*PROBLEM DETAILS:*
All records must be quoted exactly. Omit the pictures.

*SOURCE DATA:*

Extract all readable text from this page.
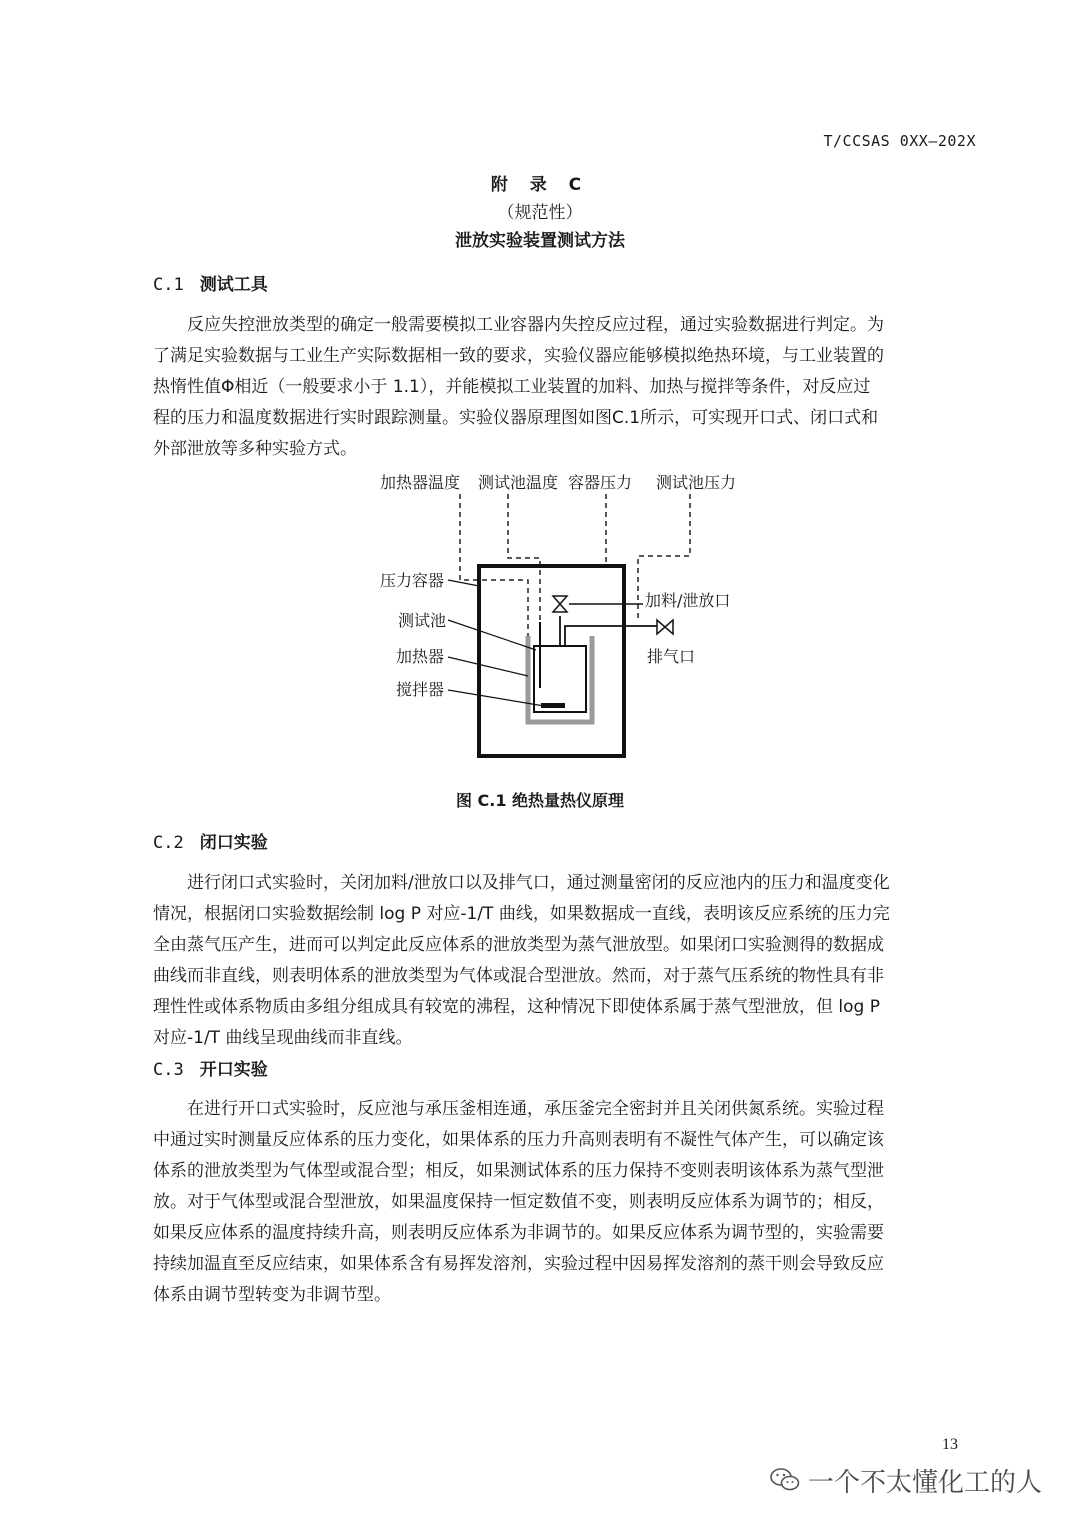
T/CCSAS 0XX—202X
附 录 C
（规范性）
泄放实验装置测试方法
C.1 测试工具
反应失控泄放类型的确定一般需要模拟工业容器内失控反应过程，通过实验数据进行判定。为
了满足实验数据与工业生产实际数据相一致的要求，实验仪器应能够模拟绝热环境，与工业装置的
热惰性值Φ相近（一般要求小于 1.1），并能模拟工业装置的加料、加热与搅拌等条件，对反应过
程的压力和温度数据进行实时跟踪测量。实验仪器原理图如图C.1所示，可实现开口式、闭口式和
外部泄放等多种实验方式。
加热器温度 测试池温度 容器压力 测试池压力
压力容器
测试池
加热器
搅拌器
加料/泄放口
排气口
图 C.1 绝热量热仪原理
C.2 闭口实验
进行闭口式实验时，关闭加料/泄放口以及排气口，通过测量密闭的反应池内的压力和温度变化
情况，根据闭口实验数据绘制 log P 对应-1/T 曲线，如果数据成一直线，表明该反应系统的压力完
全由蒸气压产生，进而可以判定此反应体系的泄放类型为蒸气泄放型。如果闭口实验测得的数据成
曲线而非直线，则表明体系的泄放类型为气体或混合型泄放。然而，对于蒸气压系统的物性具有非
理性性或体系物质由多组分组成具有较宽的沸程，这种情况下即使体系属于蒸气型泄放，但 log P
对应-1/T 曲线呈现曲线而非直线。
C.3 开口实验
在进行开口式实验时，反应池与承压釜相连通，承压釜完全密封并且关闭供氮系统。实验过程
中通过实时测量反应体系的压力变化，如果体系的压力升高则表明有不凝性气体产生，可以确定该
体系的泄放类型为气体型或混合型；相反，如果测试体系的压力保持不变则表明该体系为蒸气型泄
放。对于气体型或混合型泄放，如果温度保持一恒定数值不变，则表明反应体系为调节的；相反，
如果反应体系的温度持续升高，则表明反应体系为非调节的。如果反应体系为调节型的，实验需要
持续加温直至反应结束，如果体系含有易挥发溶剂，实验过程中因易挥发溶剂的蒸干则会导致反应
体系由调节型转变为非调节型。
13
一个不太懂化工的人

*FINAL RESULT:*
Extract all readable text from this page.
T/CCSAS 0XX—202X
附 录 C
（规范性）
泄放实验装置测试方法
C.1 测试工具
反应失控泄放类型的确定一般需要模拟工业容器内失控反应过程，通过实验数据进行判定。为
了满足实验数据与工业生产实际数据相一致的要求，实验仪器应能够模拟绝热环境，与工业装置的
热惰性值Φ相近（一般要求小于 1.1），并能模拟工业装置的加料、加热与搅拌等条件，对反应过
程的压力和温度数据进行实时跟踪测量。实验仪器原理图如图C.1所示，可实现开口式、闭口式和
外部泄放等多种实验方式。
加热器温度 测试池温度 容器压力 测试池压力
压力容器
测试池
加热器
搅拌器
加料/泄放口
排气口
图 C.1 绝热量热仪原理
C.2 闭口实验
进行闭口式实验时，关闭加料/泄放口以及排气口，通过测量密闭的反应池内的压力和温度变化
情况，根据闭口实验数据绘制 log P 对应-1/T 曲线，如果数据成一直线，表明该反应系统的压力完
全由蒸气压产生，进而可以判定此反应体系的泄放类型为蒸气泄放型。如果闭口实验测得的数据成
曲线而非直线，则表明体系的泄放类型为气体或混合型泄放。然而，对于蒸气压系统的物性具有非
理性性或体系物质由多组分组成具有较宽的沸程，这种情况下即使体系属于蒸气型泄放，但 log P
对应-1/T 曲线呈现曲线而非直线。
C.3 开口实验
在进行开口式实验时，反应池与承压釜相连通，承压釜完全密封并且关闭供氮系统。实验过程
中通过实时测量反应体系的压力变化，如果体系的压力升高则表明有不凝性气体产生，可以确定该
体系的泄放类型为气体型或混合型；相反，如果测试体系的压力保持不变则表明该体系为蒸气型泄
放。对于气体型或混合型泄放，如果温度保持一恒定数值不变，则表明反应体系为调节的；相反，
如果反应体系的温度持续升高，则表明反应体系为非调节的。如果反应体系为调节型的，实验需要
持续加温直至反应结束，如果体系含有易挥发溶剂，实验过程中因易挥发溶剂的蒸干则会导致反应
体系由调节型转变为非调节型。
13
一个不太懂化工的人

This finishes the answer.